Brief
Give every entry again, unchanged, and leave its images out.

───── Material to process

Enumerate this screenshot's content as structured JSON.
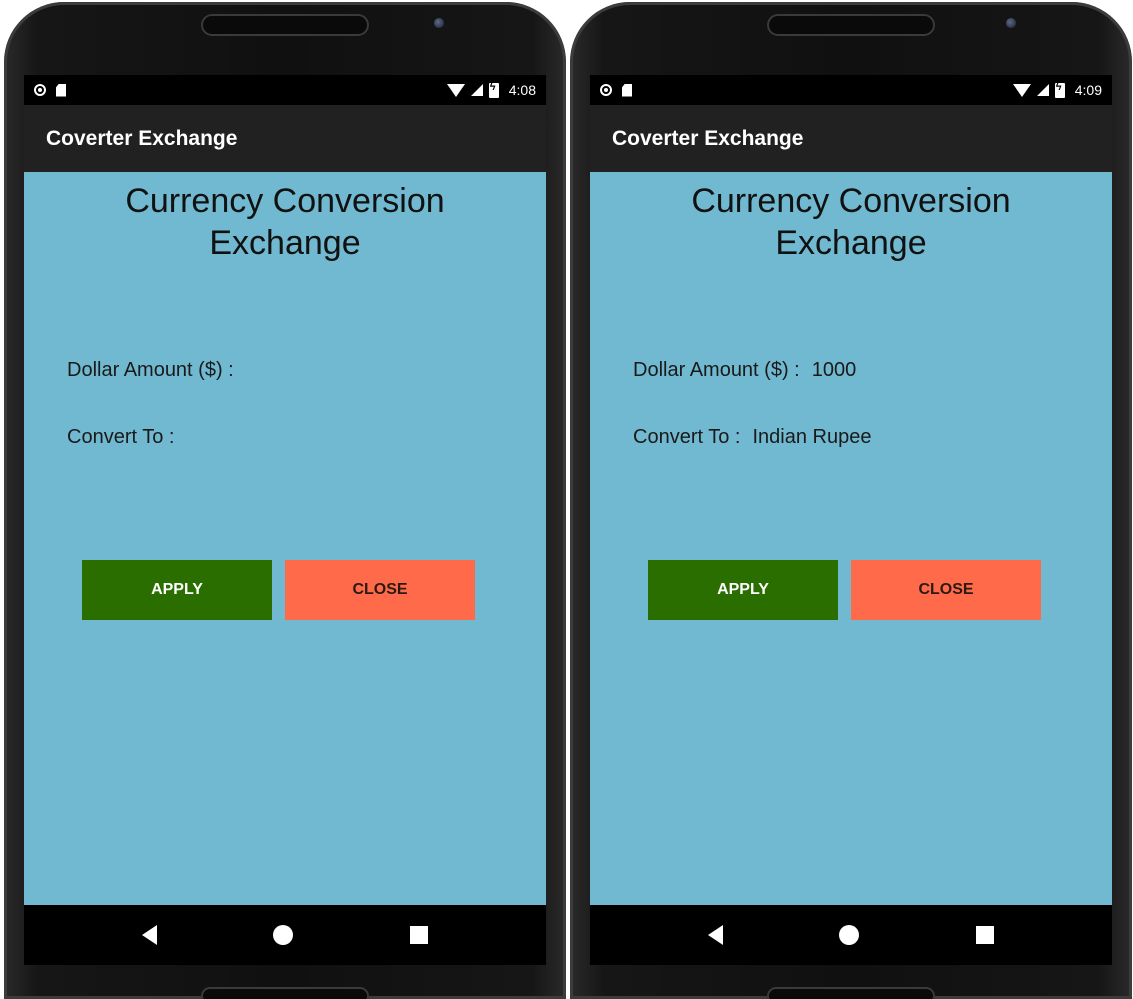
{
  "screens": [
    {
      "status": {
        "time": "4:08"
      },
      "appbar": {
        "title": "Coverter Exchange"
      },
      "headline": "Currency Conversion Exchange",
      "fields": {
        "amount_label": "Dollar Amount ($) :",
        "amount_value": "",
        "convert_label": "Convert To :",
        "convert_value": ""
      },
      "buttons": {
        "apply": "APPLY",
        "close": "CLOSE"
      }
    },
    {
      "status": {
        "time": "4:09"
      },
      "appbar": {
        "title": "Coverter Exchange"
      },
      "headline": "Currency Conversion Exchange",
      "fields": {
        "amount_label": "Dollar Amount ($) :",
        "amount_value": "1000",
        "convert_label": "Convert To :",
        "convert_value": "Indian Rupee"
      },
      "buttons": {
        "apply": "APPLY",
        "close": "CLOSE"
      }
    }
  ],
  "colors": {
    "content_bg": "#70b9d0",
    "appbar_bg": "#212121",
    "apply_bg": "#2a6e00",
    "close_bg": "#ff6a4b"
  },
  "icons": {
    "status_left": [
      "circle-icon",
      "sd-card-icon"
    ],
    "status_right": [
      "wifi-icon",
      "signal-icon",
      "battery-charging-icon"
    ],
    "nav": [
      "back-icon",
      "home-icon",
      "recent-apps-icon"
    ]
  }
}
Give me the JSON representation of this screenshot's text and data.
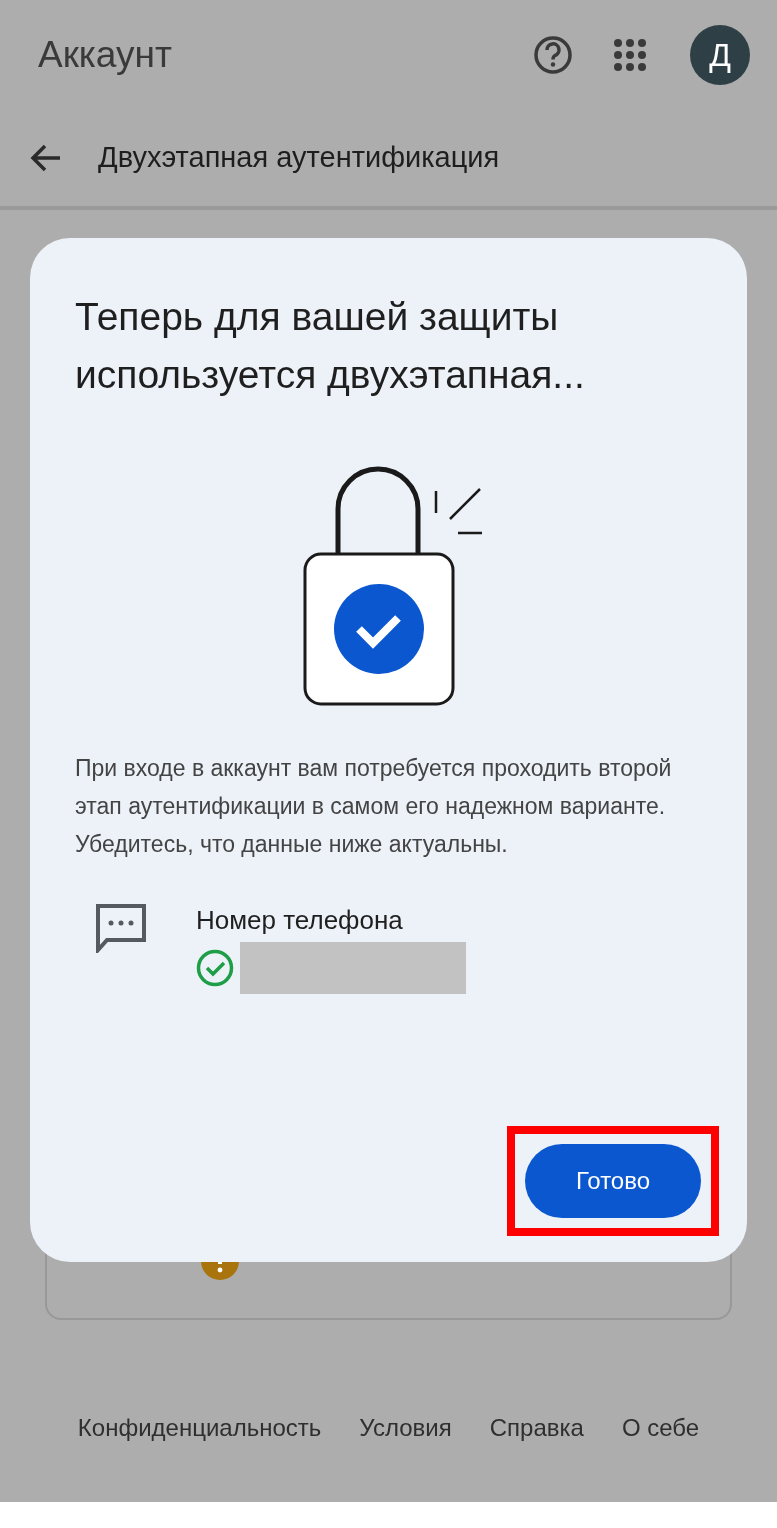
{
  "header": {
    "title": "Аккаунт",
    "avatar_letter": "Д",
    "page_title": "Двухэтапная аутентификация"
  },
  "dialog": {
    "title": "Теперь для вашей защиты используется двухэтапная...",
    "message": "При входе в аккаунт вам потребуется проходить второй этап аутентификации в самом его надежном варианте. Убедитесь, что данные ниже актуальны.",
    "method": {
      "label": "Номер телефона",
      "verified": true,
      "redacted": true
    },
    "button": {
      "label": "Готово",
      "highlighted": true
    }
  },
  "footer": {
    "links": [
      "Конфиденциальность",
      "Условия",
      "Справка",
      "О себе"
    ]
  }
}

──────────

Complete response
Enumerate this screenshot's content as structured JSON.
{
  "screens": [
    {
      "status": {
        "time": "4:08"
      },
      "appbar": {
        "title": "Coverter Exchange"
      },
      "headline": "Currency Conversion Exchange",
      "fields": {
        "amount_label": "Dollar Amount ($) :",
        "amount_value": "",
        "convert_label": "Convert To :",
        "convert_value": ""
      },
      "buttons": {
        "apply": "APPLY",
        "close": "CLOSE"
      }
    },
    {
      "status": {
        "time": "4:09"
      },
      "appbar": {
        "title": "Coverter Exchange"
      },
      "headline": "Currency Conversion Exchange",
      "fields": {
        "amount_label": "Dollar Amount ($) :",
        "amount_value": "1000",
        "convert_label": "Convert To :",
        "convert_value": "Indian Rupee"
      },
      "buttons": {
        "apply": "APPLY",
        "close": "CLOSE"
      }
    }
  ],
  "colors": {
    "content_bg": "#70b9d0",
    "appbar_bg": "#212121",
    "apply_bg": "#2a6e00",
    "close_bg": "#ff6a4b"
  },
  "icons": {
    "status_left": [
      "circle-icon",
      "sd-card-icon"
    ],
    "status_right": [
      "wifi-icon",
      "signal-icon",
      "battery-charging-icon"
    ],
    "nav": [
      "back-icon",
      "home-icon",
      "recent-apps-icon"
    ]
  }
}
Give me the JSON representation of this screenshot's text and data.
{
  "header": {
    "title": "Аккаунт",
    "avatar_letter": "Д",
    "page_title": "Двухэтапная аутентификация"
  },
  "dialog": {
    "title": "Теперь для вашей защиты используется двухэтапная...",
    "message": "При входе в аккаунт вам потребуется проходить второй этап аутентификации в самом его надежном варианте. Убедитесь, что данные ниже актуальны.",
    "method": {
      "label": "Номер телефона",
      "verified": true,
      "redacted": true
    },
    "button": {
      "label": "Готово",
      "highlighted": true
    }
  },
  "footer": {
    "links": [
      "Конфиденциальность",
      "Условия",
      "Справка",
      "О себе"
    ]
  }
}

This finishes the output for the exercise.